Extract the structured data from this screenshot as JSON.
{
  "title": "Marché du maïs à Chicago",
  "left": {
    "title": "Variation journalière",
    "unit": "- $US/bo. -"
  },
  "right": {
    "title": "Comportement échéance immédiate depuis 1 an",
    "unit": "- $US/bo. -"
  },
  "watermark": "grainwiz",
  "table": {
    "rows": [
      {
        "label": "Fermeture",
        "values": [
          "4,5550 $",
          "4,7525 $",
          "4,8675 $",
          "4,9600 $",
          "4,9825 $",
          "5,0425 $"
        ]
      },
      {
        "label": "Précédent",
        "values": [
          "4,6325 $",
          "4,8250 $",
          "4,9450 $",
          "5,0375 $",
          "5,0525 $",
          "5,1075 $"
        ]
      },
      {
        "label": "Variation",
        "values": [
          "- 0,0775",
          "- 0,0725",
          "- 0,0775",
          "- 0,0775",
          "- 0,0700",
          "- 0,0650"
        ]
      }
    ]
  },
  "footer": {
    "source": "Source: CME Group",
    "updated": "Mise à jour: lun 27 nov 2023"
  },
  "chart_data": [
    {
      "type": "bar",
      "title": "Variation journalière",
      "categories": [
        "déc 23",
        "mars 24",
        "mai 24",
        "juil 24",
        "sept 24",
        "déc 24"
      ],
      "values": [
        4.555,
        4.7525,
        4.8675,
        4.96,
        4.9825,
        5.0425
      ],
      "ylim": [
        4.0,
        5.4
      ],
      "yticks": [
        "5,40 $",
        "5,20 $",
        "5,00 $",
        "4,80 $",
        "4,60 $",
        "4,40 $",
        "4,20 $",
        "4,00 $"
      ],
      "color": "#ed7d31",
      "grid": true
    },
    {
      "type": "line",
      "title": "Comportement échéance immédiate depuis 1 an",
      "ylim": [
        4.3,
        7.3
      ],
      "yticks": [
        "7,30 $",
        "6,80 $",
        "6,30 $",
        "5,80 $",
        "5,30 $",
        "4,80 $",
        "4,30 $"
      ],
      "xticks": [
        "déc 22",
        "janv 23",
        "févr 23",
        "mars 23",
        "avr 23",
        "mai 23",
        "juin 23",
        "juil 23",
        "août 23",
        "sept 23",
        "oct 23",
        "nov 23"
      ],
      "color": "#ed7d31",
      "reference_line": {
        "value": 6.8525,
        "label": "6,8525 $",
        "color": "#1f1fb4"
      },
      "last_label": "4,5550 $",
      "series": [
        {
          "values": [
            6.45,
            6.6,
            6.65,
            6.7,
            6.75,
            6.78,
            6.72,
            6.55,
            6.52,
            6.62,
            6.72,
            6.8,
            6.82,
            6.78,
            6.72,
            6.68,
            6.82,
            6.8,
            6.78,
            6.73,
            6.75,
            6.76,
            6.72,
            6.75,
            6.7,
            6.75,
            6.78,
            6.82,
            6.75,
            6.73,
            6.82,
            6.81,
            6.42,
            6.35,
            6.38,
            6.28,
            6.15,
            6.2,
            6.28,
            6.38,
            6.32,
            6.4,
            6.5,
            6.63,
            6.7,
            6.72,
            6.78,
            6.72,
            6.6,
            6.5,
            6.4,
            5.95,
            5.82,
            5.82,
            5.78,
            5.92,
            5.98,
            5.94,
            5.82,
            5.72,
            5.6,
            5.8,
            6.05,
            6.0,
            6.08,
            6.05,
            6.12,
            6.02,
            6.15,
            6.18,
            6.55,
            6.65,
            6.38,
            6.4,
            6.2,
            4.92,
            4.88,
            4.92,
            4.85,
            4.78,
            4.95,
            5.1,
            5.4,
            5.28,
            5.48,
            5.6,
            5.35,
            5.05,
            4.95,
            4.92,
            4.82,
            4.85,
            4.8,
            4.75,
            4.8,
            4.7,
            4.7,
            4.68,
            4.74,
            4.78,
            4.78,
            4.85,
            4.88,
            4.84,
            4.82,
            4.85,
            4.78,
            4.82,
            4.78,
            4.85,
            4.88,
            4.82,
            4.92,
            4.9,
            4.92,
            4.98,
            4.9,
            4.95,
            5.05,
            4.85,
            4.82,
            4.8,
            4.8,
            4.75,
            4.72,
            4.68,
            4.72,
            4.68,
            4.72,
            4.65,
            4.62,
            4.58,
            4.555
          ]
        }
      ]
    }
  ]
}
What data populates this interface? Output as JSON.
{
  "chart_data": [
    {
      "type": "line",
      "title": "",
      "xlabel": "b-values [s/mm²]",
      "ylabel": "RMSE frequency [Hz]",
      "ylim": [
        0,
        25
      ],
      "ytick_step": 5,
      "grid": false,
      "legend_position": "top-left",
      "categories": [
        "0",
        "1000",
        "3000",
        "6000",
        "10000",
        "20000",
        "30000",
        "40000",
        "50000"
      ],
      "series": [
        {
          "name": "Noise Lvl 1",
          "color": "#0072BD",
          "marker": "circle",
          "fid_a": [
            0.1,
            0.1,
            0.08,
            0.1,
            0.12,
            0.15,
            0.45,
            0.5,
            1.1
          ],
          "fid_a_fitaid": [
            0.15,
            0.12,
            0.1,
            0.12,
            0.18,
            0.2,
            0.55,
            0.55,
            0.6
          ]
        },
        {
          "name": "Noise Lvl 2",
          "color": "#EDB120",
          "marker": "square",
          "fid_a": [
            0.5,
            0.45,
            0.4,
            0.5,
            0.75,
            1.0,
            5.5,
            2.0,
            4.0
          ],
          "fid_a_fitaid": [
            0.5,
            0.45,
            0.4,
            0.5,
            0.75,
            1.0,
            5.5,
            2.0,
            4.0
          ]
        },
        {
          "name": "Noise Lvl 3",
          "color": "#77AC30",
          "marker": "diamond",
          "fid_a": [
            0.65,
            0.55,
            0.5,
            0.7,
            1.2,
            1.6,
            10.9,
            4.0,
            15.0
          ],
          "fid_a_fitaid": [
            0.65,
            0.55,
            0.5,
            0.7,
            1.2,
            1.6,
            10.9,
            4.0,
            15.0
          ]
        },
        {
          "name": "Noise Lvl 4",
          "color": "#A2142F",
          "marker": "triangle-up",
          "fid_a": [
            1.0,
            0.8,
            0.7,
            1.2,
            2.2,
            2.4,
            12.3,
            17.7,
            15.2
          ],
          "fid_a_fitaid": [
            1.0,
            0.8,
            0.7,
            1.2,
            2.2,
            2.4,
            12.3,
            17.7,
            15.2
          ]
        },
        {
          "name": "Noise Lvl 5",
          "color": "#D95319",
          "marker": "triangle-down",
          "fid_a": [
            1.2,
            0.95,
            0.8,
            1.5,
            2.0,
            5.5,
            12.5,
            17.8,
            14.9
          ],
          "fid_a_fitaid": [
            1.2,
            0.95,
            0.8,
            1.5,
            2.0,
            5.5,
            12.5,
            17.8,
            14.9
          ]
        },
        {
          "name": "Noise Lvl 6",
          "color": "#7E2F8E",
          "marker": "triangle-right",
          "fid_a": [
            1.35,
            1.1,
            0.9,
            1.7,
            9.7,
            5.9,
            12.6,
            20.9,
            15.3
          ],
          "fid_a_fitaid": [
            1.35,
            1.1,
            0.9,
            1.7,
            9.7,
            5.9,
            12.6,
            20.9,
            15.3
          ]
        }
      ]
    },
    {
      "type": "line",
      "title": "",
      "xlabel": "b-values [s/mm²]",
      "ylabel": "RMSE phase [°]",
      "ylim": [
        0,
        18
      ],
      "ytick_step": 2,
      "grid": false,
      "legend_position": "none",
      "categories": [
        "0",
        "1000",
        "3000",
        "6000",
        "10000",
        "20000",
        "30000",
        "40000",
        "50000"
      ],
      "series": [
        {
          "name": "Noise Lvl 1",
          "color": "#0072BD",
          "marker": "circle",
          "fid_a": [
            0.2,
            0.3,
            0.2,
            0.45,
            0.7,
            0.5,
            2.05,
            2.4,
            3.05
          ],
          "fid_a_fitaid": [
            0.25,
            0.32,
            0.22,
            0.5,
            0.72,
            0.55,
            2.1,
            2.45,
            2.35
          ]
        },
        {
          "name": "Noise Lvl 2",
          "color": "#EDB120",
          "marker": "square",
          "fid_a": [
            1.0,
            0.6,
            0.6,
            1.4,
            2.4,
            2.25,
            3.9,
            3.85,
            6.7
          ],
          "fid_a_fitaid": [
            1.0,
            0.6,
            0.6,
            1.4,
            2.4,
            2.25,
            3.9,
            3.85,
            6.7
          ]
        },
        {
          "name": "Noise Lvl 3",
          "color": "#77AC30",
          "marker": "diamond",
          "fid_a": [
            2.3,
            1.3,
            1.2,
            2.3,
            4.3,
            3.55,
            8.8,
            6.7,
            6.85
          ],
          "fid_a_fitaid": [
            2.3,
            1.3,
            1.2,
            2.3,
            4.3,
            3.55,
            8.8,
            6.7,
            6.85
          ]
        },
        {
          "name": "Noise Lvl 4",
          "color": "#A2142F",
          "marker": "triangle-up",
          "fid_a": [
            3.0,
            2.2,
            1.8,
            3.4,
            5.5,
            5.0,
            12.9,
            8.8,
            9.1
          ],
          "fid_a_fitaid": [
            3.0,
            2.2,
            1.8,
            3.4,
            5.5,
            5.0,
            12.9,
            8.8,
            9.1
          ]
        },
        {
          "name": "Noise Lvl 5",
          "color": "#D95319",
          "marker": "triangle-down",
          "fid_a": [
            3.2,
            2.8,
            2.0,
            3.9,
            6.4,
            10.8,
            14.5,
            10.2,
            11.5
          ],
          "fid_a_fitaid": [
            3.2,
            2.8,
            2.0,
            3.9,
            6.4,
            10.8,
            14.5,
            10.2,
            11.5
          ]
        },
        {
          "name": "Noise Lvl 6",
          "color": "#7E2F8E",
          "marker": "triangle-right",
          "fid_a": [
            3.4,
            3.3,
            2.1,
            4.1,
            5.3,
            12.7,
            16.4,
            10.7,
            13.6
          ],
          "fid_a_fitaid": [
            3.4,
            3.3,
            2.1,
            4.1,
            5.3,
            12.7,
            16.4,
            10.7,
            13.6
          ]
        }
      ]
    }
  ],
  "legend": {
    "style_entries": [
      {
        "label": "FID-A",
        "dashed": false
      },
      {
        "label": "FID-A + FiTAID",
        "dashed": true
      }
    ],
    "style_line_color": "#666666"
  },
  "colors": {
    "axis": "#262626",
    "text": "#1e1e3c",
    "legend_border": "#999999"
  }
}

####

How many lines in the records above contain the word "JSON"? Reply with the number alone.

> [Solution for this problem]: 2